Short exercise:
Transcribe the listing exactly, leaving out every picture.

(Records)

• • •

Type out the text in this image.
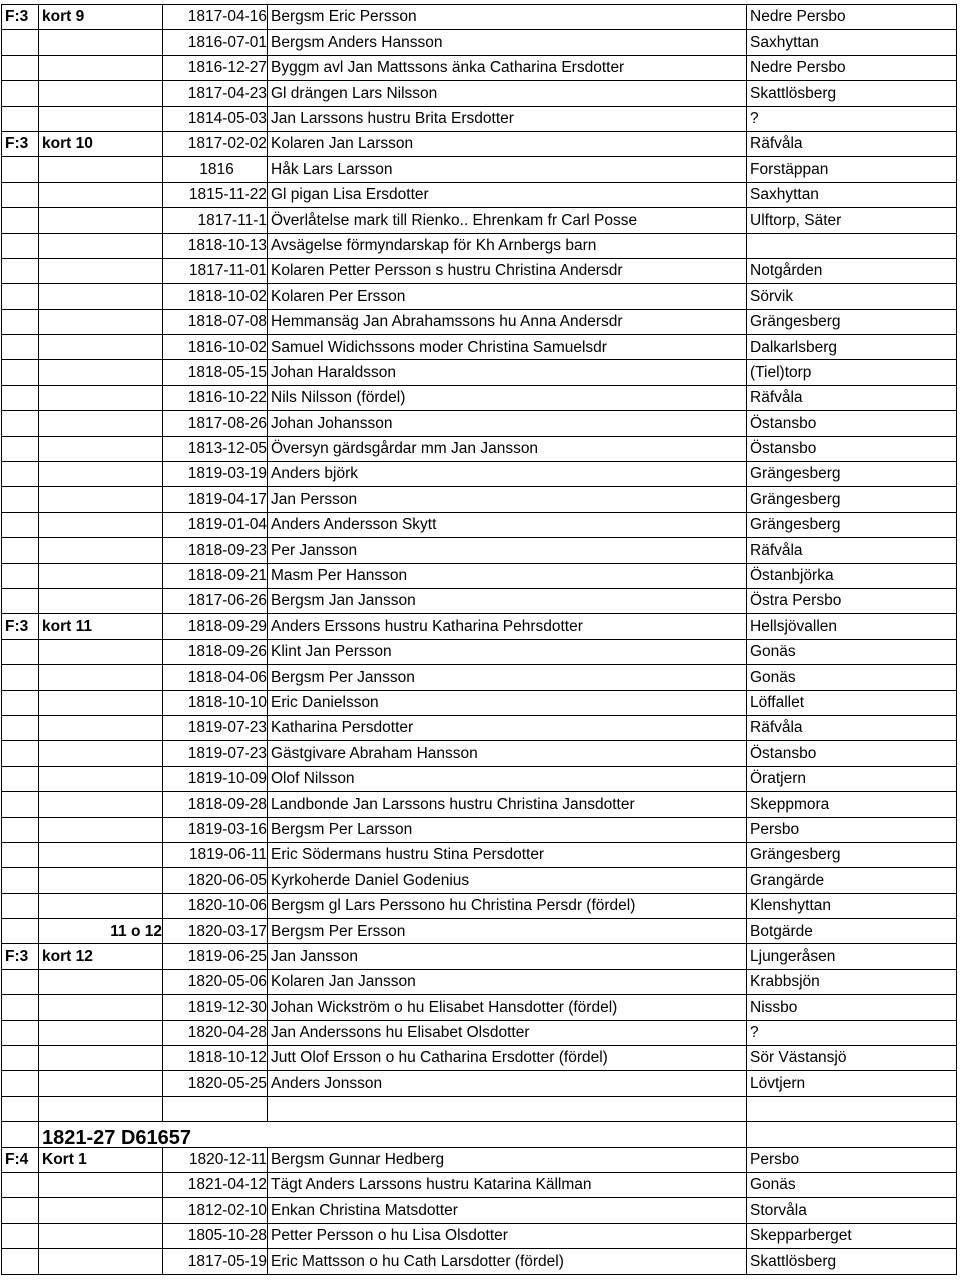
F:3	kort 9	1817-04-16	Bergsm Eric Persson	Nedre Persbo
		1816-07-01	Bergsm Anders Hansson	Saxhyttan
		1816-12-27	Byggm avl Jan Mattssons änka Catharina Ersdotter	Nedre Persbo
		1817-04-23	Gl drängen Lars Nilsson	Skattlösberg
		1814-05-03	Jan Larssons hustru Brita Ersdotter	?
F:3	kort 10	1817-02-02	Kolaren Jan Larsson	Räfvåla
		1816	Håk Lars Larsson	Forstäppan
		1815-11-22	Gl pigan Lisa Ersdotter	Saxhyttan
		1817-11-1	Överlåtelse mark till Rienko.. Ehrenkam fr Carl Posse	Ulftorp, Säter
		1818-10-13	Avsägelse förmyndarskap för Kh Arnbergs barn	
		1817-11-01	Kolaren Petter Persson s hustru Christina Andersdr	Notgården
		1818-10-02	Kolaren Per Ersson	Sörvik
		1818-07-08	Hemmansäg Jan Abrahamssons hu Anna Andersdr	Grängesberg
		1816-10-02	Samuel Widichssons moder Christina Samuelsdr	Dalkarlsberg
		1818-05-15	Johan Haraldsson	(Tiel)torp
		1816-10-22	Nils Nilsson (fördel)	Räfvåla
		1817-08-26	Johan Johansson	Östansbo
		1813-12-05	Översyn gärdsgårdar mm Jan Jansson	Östansbo
		1819-03-19	Anders björk	Grängesberg
		1819-04-17	Jan Persson	Grängesberg
		1819-01-04	Anders Andersson Skytt	Grängesberg
		1818-09-23	Per Jansson	Räfvåla
		1818-09-21	Masm Per Hansson	Östanbjörka
		1817-06-26	Bergsm Jan Jansson	Östra Persbo
F:3	kort 11	1818-09-29	Anders Erssons hustru Katharina Pehrsdotter	Hellsjövallen
		1818-09-26	Klint Jan Persson	Gonäs
		1818-04-06	Bergsm Per Jansson	Gonäs
		1818-10-10	Eric Danielsson	Löffallet
		1819-07-23	Katharina Persdotter	Räfvåla
		1819-07-23	Gästgivare Abraham Hansson	Östansbo
		1819-10-09	Olof Nilsson	Öratjern
		1818-09-28	Landbonde Jan Larssons hustru Christina Jansdotter	Skeppmora
		1819-03-16	Bergsm Per Larsson	Persbo
		1819-06-11	Eric Södermans hustru Stina Persdotter	Grängesberg
		1820-06-05	Kyrkoherde Daniel Godenius	Grangärde
		1820-10-06	Bergsm gl Lars Perssono hu Christina Persdr (fördel)	Klenshyttan
	11 o 12	1820-03-17	Bergsm Per Ersson	Botgärde
F:3	kort 12	1819-06-25	Jan Jansson	Ljungeråsen
		1820-05-06	Kolaren Jan Jansson	Krabbsjön
		1819-12-30	Johan Wickström o hu Elisabet Hansdotter (fördel)	Nissbo
		1820-04-28	Jan Anderssons hu Elisabet Olsdotter	?
		1818-10-12	Jutt Olof Ersson o hu Catharina Ersdotter (fördel)	Sör Västansjö
		1820-05-25	Anders Jonsson	Lövtjern

	1821-27 D61657			
F:4	Kort 1	1820-12-11	Bergsm Gunnar Hedberg	Persbo
		1821-04-12	Tägt Anders Larssons hustru Katarina Källman	Gonäs
		1812-02-10	Enkan Christina Matsdotter	Storvåla
		1805-10-28	Petter Persson o hu Lisa Olsdotter	Skepparberget
		1817-05-19	Eric Mattsson o hu Cath Larsdotter (fördel)	Skattlösberg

• • •

Solution for this exercise:
Type out the text in this image.
F:3	kort 9	1817-04-16	Bergsm Eric Persson	Nedre Persbo
		1816-07-01	Bergsm Anders Hansson	Saxhyttan
		1816-12-27	Byggm avl Jan Mattssons änka Catharina Ersdotter	Nedre Persbo
		1817-04-23	Gl drängen Lars Nilsson	Skattlösberg
		1814-05-03	Jan Larssons hustru Brita Ersdotter	?
F:3	kort 10	1817-02-02	Kolaren Jan Larsson	Räfvåla
		1816	Håk Lars Larsson	Forstäppan
		1815-11-22	Gl pigan Lisa Ersdotter	Saxhyttan
		1817-11-1	Överlåtelse mark till Rienko.. Ehrenkam fr Carl Posse	Ulftorp, Säter
		1818-10-13	Avsägelse förmyndarskap för Kh Arnbergs barn	
		1817-11-01	Kolaren Petter Persson s hustru Christina Andersdr	Notgården
		1818-10-02	Kolaren Per Ersson	Sörvik
		1818-07-08	Hemmansäg Jan Abrahamssons hu Anna Andersdr	Grängesberg
		1816-10-02	Samuel Widichssons moder Christina Samuelsdr	Dalkarlsberg
		1818-05-15	Johan Haraldsson	(Tiel)torp
		1816-10-22	Nils Nilsson (fördel)	Räfvåla
		1817-08-26	Johan Johansson	Östansbo
		1813-12-05	Översyn gärdsgårdar mm Jan Jansson	Östansbo
		1819-03-19	Anders björk	Grängesberg
		1819-04-17	Jan Persson	Grängesberg
		1819-01-04	Anders Andersson Skytt	Grängesberg
		1818-09-23	Per Jansson	Räfvåla
		1818-09-21	Masm Per Hansson	Östanbjörka
		1817-06-26	Bergsm Jan Jansson	Östra Persbo
F:3	kort 11	1818-09-29	Anders Erssons hustru Katharina Pehrsdotter	Hellsjövallen
		1818-09-26	Klint Jan Persson	Gonäs
		1818-04-06	Bergsm Per Jansson	Gonäs
		1818-10-10	Eric Danielsson	Löffallet
		1819-07-23	Katharina Persdotter	Räfvåla
		1819-07-23	Gästgivare Abraham Hansson	Östansbo
		1819-10-09	Olof Nilsson	Öratjern
		1818-09-28	Landbonde Jan Larssons hustru Christina Jansdotter	Skeppmora
		1819-03-16	Bergsm Per Larsson	Persbo
		1819-06-11	Eric Södermans hustru Stina Persdotter	Grängesberg
		1820-06-05	Kyrkoherde Daniel Godenius	Grangärde
		1820-10-06	Bergsm gl Lars Perssono hu Christina Persdr (fördel)	Klenshyttan
	11 o 12	1820-03-17	Bergsm Per Ersson	Botgärde
F:3	kort 12	1819-06-25	Jan Jansson	Ljungeråsen
		1820-05-06	Kolaren Jan Jansson	Krabbsjön
		1819-12-30	Johan Wickström o hu Elisabet Hansdotter (fördel)	Nissbo
		1820-04-28	Jan Anderssons hu Elisabet Olsdotter	?
		1818-10-12	Jutt Olof Ersson o hu Catharina Ersdotter (fördel)	Sör Västansjö
		1820-05-25	Anders Jonsson	Lövtjern

	1821-27 D61657			
F:4	Kort 1	1820-12-11	Bergsm Gunnar Hedberg	Persbo
		1821-04-12	Tägt Anders Larssons hustru Katarina Källman	Gonäs
		1812-02-10	Enkan Christina Matsdotter	Storvåla
		1805-10-28	Petter Persson o hu Lisa Olsdotter	Skepparberget
		1817-05-19	Eric Mattsson o hu Cath Larsdotter (fördel)	Skattlösberg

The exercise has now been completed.